* [What you should do]:
Copy the records below exactly as they appear.

* [The records]:
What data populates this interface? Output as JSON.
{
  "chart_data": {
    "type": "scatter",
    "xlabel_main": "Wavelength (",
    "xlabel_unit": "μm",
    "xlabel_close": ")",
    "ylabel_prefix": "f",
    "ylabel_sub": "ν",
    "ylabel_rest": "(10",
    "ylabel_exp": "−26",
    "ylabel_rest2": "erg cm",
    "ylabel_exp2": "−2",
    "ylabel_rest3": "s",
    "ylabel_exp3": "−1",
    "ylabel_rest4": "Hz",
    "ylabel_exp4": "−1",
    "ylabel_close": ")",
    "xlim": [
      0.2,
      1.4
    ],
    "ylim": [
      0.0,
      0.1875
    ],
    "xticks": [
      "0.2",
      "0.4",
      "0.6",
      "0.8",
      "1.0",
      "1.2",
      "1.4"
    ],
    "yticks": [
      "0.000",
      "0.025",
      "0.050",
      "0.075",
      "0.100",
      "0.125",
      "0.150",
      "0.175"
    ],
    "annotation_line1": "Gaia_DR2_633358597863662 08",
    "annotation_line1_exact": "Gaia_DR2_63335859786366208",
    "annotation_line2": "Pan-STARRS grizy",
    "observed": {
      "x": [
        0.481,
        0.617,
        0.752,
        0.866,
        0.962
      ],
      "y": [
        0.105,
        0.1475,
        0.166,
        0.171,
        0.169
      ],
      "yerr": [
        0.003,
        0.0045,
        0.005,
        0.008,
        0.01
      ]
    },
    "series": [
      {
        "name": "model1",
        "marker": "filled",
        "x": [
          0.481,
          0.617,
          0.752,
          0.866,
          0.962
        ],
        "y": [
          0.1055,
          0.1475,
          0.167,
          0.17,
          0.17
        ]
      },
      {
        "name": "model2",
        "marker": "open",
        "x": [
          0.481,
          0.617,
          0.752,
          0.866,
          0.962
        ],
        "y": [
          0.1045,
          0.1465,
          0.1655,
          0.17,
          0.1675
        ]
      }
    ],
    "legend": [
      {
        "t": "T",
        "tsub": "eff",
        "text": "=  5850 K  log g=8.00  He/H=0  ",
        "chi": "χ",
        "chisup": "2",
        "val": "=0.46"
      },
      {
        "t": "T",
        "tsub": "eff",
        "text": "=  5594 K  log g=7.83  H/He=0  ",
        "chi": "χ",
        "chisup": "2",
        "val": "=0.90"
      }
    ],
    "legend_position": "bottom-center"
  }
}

* [Correct response]:
What data populates this interface? Output as JSON.
{
  "chart_data": {
    "type": "scatter",
    "xlabel_main": "Wavelength (",
    "xlabel_unit": "μm",
    "xlabel_close": ")",
    "ylabel_prefix": "f",
    "ylabel_sub": "ν",
    "ylabel_rest": "(10",
    "ylabel_exp": "−26",
    "ylabel_rest2": "erg cm",
    "ylabel_exp2": "−2",
    "ylabel_rest3": "s",
    "ylabel_exp3": "−1",
    "ylabel_rest4": "Hz",
    "ylabel_exp4": "−1",
    "ylabel_close": ")",
    "xlim": [
      0.2,
      1.4
    ],
    "ylim": [
      0.0,
      0.1875
    ],
    "xticks": [
      "0.2",
      "0.4",
      "0.6",
      "0.8",
      "1.0",
      "1.2",
      "1.4"
    ],
    "yticks": [
      "0.000",
      "0.025",
      "0.050",
      "0.075",
      "0.100",
      "0.125",
      "0.150",
      "0.175"
    ],
    "annotation_line1": "Gaia_DR2_633358597863662 08",
    "annotation_line1_exact": "Gaia_DR2_63335859786366208",
    "annotation_line2": "Pan-STARRS grizy",
    "observed": {
      "x": [
        0.481,
        0.617,
        0.752,
        0.866,
        0.962
      ],
      "y": [
        0.105,
        0.1475,
        0.166,
        0.171,
        0.169
      ],
      "yerr": [
        0.003,
        0.0045,
        0.005,
        0.008,
        0.01
      ]
    },
    "series": [
      {
        "name": "model1",
        "marker": "filled",
        "x": [
          0.481,
          0.617,
          0.752,
          0.866,
          0.962
        ],
        "y": [
          0.1055,
          0.1475,
          0.167,
          0.17,
          0.17
        ]
      },
      {
        "name": "model2",
        "marker": "open",
        "x": [
          0.481,
          0.617,
          0.752,
          0.866,
          0.962
        ],
        "y": [
          0.1045,
          0.1465,
          0.1655,
          0.17,
          0.1675
        ]
      }
    ],
    "legend": [
      {
        "t": "T",
        "tsub": "eff",
        "text": "=  5850 K  log g=8.00  He/H=0  ",
        "chi": "χ",
        "chisup": "2",
        "val": "=0.46"
      },
      {
        "t": "T",
        "tsub": "eff",
        "text": "=  5594 K  log g=7.83  H/He=0  ",
        "chi": "χ",
        "chisup": "2",
        "val": "=0.90"
      }
    ],
    "legend_position": "bottom-center"
  }
}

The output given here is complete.